**REQUEST**: Images do not belong in the copy. Retype all the entries below exactly.

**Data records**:
-- start --

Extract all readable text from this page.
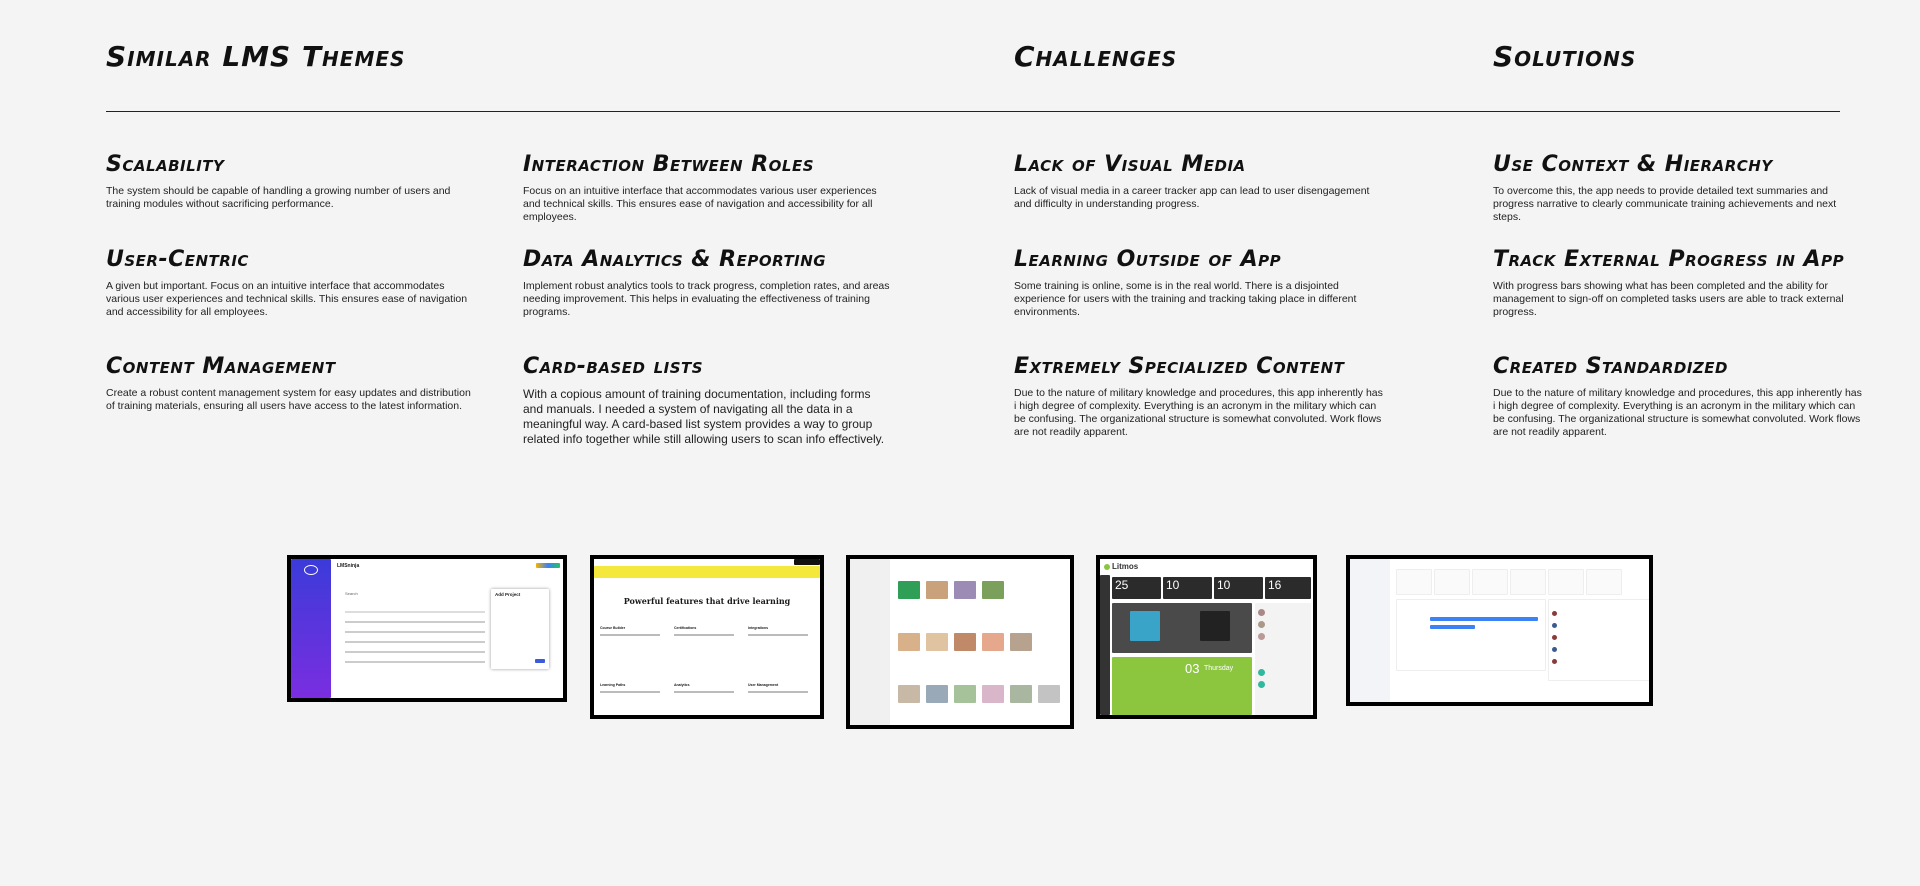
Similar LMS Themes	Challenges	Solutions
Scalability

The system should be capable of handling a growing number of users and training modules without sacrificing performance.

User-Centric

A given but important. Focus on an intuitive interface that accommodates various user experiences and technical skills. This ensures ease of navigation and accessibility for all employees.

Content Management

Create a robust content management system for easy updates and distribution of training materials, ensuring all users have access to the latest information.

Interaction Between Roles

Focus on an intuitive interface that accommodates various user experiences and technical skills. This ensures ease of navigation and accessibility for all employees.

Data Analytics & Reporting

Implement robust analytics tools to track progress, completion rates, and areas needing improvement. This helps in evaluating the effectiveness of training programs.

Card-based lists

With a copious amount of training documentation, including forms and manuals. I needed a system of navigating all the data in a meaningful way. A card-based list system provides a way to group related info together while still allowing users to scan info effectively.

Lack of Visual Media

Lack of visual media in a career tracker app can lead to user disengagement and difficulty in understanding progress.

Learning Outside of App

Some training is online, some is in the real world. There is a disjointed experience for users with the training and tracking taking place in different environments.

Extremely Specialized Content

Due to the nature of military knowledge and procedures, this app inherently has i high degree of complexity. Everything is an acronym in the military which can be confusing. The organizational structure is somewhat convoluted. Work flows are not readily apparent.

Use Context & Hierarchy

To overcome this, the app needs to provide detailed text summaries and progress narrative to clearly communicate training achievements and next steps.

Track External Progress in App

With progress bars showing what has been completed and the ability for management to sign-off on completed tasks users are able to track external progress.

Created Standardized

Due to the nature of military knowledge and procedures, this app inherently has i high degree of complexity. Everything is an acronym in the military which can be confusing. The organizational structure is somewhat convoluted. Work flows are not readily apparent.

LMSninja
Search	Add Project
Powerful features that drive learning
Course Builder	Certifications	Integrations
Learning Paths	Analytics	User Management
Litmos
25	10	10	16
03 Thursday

-- end --

**ANSWER BELOW**:
Extract all readable text from this page.
Similar LMS Themes	Challenges	Solutions
Scalability

The system should be capable of handling a growing number of users and training modules without sacrificing performance.

User-Centric

A given but important. Focus on an intuitive interface that accommodates various user experiences and technical skills. This ensures ease of navigation and accessibility for all employees.

Content Management

Create a robust content management system for easy updates and distribution of training materials, ensuring all users have access to the latest information.

Interaction Between Roles

Focus on an intuitive interface that accommodates various user experiences and technical skills. This ensures ease of navigation and accessibility for all employees.

Data Analytics & Reporting

Implement robust analytics tools to track progress, completion rates, and areas needing improvement. This helps in evaluating the effectiveness of training programs.

Card-based lists

With a copious amount of training documentation, including forms and manuals. I needed a system of navigating all the data in a meaningful way. A card-based list system provides a way to group related info together while still allowing users to scan info effectively.

Lack of Visual Media

Lack of visual media in a career tracker app can lead to user disengagement and difficulty in understanding progress.

Learning Outside of App

Some training is online, some is in the real world. There is a disjointed experience for users with the training and tracking taking place in different environments.

Extremely Specialized Content

Due to the nature of military knowledge and procedures, this app inherently has i high degree of complexity. Everything is an acronym in the military which can be confusing. The organizational structure is somewhat convoluted. Work flows are not readily apparent.

Use Context & Hierarchy

To overcome this, the app needs to provide detailed text summaries and progress narrative to clearly communicate training achievements and next steps.

Track External Progress in App

With progress bars showing what has been completed and the ability for management to sign-off on completed tasks users are able to track external progress.

Created Standardized

Due to the nature of military knowledge and procedures, this app inherently has i high degree of complexity. Everything is an acronym in the military which can be confusing. The organizational structure is somewhat convoluted. Work flows are not readily apparent.

LMSninja
Search	Add Project
Powerful features that drive learning
Course Builder	Certifications	Integrations
Learning Paths	Analytics	User Management
Litmos
25	10	10	16
03 Thursday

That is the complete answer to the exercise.